*The request*.
Give the number of lines that include the word "free", and nothing else.

*Dataset extract*.

○ ○ ○

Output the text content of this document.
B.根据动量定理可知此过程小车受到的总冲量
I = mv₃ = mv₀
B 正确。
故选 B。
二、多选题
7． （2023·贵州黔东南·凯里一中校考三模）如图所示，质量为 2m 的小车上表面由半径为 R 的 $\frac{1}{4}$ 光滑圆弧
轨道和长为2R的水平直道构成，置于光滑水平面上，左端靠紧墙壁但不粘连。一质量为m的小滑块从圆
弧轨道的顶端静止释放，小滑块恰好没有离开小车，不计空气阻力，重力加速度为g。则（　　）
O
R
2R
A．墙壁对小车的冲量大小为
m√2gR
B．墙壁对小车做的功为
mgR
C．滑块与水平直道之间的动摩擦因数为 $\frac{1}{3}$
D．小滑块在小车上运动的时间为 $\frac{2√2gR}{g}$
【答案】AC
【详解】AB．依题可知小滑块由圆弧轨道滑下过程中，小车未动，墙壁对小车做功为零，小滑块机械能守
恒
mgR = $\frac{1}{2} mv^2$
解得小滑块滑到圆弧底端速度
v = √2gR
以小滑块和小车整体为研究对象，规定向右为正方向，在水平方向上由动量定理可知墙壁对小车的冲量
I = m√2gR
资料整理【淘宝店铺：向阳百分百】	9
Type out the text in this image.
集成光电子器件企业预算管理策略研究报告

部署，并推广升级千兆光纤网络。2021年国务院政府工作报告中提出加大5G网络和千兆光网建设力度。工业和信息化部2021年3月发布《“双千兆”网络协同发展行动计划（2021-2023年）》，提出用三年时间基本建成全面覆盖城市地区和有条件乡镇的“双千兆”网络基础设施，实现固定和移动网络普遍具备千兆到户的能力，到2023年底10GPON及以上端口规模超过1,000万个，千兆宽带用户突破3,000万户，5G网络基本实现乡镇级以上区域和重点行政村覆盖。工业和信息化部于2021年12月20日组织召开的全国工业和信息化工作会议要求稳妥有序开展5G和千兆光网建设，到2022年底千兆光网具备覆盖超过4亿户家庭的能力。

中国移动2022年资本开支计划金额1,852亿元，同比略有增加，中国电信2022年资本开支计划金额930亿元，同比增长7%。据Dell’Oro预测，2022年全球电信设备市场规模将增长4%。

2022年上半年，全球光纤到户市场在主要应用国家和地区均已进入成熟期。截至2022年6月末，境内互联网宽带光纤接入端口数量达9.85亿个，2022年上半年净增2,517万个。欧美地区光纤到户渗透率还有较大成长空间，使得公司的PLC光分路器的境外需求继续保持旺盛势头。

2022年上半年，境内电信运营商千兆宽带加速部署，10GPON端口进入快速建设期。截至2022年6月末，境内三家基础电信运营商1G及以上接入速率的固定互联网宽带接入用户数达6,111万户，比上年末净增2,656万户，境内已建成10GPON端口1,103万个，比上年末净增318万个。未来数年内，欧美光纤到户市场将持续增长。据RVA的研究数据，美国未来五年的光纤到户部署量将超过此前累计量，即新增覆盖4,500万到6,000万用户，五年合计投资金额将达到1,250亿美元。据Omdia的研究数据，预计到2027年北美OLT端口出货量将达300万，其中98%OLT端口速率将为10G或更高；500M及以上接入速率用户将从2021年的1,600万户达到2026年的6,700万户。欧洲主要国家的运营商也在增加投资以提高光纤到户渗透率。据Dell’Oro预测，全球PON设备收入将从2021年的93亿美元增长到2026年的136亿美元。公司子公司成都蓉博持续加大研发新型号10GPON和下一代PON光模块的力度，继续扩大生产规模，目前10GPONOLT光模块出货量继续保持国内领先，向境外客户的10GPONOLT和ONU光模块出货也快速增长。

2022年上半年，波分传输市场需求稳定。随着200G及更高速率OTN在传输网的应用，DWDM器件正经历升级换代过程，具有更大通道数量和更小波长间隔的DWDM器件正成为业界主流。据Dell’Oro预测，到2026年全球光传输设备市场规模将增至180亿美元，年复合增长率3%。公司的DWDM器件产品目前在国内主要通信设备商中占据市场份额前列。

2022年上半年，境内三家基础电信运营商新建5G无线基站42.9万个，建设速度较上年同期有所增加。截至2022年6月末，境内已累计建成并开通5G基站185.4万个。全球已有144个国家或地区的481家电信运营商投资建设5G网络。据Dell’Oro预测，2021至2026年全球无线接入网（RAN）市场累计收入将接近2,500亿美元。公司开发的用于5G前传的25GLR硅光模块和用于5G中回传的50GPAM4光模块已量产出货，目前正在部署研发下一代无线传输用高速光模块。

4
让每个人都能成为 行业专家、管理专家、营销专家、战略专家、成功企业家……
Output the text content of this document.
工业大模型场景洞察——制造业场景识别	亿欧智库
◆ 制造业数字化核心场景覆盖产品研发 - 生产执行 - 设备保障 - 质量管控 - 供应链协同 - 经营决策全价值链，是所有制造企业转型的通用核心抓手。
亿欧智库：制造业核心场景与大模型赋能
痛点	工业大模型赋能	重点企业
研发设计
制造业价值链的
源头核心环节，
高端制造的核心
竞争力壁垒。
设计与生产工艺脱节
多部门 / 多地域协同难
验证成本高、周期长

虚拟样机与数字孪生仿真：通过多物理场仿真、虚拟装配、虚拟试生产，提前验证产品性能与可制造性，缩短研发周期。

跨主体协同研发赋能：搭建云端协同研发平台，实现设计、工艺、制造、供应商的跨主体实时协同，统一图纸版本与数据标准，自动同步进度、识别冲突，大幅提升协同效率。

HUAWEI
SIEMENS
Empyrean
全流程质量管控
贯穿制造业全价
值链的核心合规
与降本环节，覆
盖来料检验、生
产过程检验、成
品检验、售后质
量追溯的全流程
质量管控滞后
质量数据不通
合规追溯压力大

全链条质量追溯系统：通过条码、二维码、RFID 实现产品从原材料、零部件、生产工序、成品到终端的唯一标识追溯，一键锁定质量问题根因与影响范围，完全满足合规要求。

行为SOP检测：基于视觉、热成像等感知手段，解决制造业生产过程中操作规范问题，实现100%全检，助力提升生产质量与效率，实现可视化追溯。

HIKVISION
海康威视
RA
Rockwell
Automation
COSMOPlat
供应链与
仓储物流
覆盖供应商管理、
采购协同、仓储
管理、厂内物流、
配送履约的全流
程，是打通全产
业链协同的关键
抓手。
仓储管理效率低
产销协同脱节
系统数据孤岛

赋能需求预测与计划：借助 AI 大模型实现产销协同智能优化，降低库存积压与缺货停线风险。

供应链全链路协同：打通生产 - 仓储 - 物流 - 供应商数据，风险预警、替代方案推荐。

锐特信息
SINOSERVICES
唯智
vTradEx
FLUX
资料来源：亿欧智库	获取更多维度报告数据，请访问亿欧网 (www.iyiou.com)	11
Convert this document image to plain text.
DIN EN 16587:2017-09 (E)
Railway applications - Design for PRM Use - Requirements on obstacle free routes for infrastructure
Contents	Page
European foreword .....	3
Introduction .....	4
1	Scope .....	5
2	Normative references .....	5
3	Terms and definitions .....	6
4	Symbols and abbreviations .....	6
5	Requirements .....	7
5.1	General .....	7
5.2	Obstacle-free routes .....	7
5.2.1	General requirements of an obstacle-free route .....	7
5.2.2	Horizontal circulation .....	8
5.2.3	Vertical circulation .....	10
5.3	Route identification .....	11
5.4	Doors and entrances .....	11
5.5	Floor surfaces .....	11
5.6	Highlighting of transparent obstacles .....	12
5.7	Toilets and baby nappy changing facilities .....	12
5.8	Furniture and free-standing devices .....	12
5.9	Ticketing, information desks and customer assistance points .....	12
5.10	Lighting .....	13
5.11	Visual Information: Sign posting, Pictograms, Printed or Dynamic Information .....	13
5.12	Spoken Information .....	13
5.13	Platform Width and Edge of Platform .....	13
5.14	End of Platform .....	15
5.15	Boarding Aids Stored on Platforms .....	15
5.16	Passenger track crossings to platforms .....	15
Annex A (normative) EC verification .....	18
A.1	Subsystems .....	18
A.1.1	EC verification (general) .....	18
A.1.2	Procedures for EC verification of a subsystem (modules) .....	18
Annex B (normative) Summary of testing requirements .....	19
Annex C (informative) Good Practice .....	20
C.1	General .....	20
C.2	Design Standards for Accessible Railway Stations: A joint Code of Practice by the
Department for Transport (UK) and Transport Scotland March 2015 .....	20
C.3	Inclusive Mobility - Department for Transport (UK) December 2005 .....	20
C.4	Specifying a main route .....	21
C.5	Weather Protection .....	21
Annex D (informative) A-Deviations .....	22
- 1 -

○ ○ ○

*Answer to the exercise*.
4